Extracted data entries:

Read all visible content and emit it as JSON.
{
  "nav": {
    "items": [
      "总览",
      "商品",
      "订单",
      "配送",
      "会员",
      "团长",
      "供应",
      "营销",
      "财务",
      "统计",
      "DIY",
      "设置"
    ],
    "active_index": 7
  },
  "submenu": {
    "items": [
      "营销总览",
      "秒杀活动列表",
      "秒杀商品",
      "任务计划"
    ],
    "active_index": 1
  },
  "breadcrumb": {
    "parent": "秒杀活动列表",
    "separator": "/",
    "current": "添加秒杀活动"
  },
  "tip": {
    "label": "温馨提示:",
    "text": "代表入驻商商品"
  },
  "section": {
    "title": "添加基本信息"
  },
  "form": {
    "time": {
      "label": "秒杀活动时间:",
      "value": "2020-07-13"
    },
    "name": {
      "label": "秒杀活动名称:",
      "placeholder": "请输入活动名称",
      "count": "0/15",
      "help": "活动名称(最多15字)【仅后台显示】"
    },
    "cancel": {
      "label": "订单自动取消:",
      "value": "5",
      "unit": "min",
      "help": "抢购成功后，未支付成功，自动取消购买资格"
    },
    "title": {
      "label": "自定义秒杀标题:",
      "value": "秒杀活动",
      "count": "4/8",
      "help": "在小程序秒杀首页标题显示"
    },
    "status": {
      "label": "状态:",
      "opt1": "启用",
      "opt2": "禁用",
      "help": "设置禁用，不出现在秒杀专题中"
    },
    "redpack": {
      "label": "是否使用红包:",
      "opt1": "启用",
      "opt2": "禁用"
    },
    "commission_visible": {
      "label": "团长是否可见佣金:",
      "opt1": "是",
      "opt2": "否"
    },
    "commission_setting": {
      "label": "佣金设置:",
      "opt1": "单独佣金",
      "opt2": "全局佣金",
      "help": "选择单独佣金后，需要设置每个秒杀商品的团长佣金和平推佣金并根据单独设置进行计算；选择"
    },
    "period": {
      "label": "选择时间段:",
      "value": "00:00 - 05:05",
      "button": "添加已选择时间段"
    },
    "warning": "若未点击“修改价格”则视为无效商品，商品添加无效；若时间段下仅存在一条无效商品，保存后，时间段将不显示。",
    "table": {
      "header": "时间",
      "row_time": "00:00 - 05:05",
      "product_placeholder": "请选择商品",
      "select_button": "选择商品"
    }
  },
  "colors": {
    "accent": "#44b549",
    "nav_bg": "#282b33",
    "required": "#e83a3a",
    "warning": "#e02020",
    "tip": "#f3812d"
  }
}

EXERCISE PROMPT:
Reproduce all of the material above word for word.

WRITTEN ANSWER:
Read all visible content and emit it as JSON.
{
  "nav": {
    "items": [
      "总览",
      "商品",
      "订单",
      "配送",
      "会员",
      "团长",
      "供应",
      "营销",
      "财务",
      "统计",
      "DIY",
      "设置"
    ],
    "active_index": 7
  },
  "submenu": {
    "items": [
      "营销总览",
      "秒杀活动列表",
      "秒杀商品",
      "任务计划"
    ],
    "active_index": 1
  },
  "breadcrumb": {
    "parent": "秒杀活动列表",
    "separator": "/",
    "current": "添加秒杀活动"
  },
  "tip": {
    "label": "温馨提示:",
    "text": "代表入驻商商品"
  },
  "section": {
    "title": "添加基本信息"
  },
  "form": {
    "time": {
      "label": "秒杀活动时间:",
      "value": "2020-07-13"
    },
    "name": {
      "label": "秒杀活动名称:",
      "placeholder": "请输入活动名称",
      "count": "0/15",
      "help": "活动名称(最多15字)【仅后台显示】"
    },
    "cancel": {
      "label": "订单自动取消:",
      "value": "5",
      "unit": "min",
      "help": "抢购成功后，未支付成功，自动取消购买资格"
    },
    "title": {
      "label": "自定义秒杀标题:",
      "value": "秒杀活动",
      "count": "4/8",
      "help": "在小程序秒杀首页标题显示"
    },
    "status": {
      "label": "状态:",
      "opt1": "启用",
      "opt2": "禁用",
      "help": "设置禁用，不出现在秒杀专题中"
    },
    "redpack": {
      "label": "是否使用红包:",
      "opt1": "启用",
      "opt2": "禁用"
    },
    "commission_visible": {
      "label": "团长是否可见佣金:",
      "opt1": "是",
      "opt2": "否"
    },
    "commission_setting": {
      "label": "佣金设置:",
      "opt1": "单独佣金",
      "opt2": "全局佣金",
      "help": "选择单独佣金后，需要设置每个秒杀商品的团长佣金和平推佣金并根据单独设置进行计算；选择"
    },
    "period": {
      "label": "选择时间段:",
      "value": "00:00 - 05:05",
      "button": "添加已选择时间段"
    },
    "warning": "若未点击“修改价格”则视为无效商品，商品添加无效；若时间段下仅存在一条无效商品，保存后，时间段将不显示。",
    "table": {
      "header": "时间",
      "row_time": "00:00 - 05:05",
      "product_placeholder": "请选择商品",
      "select_button": "选择商品"
    }
  },
  "colors": {
    "accent": "#44b549",
    "nav_bg": "#282b33",
    "required": "#e83a3a",
    "warning": "#e02020",
    "tip": "#f3812d"
  }
}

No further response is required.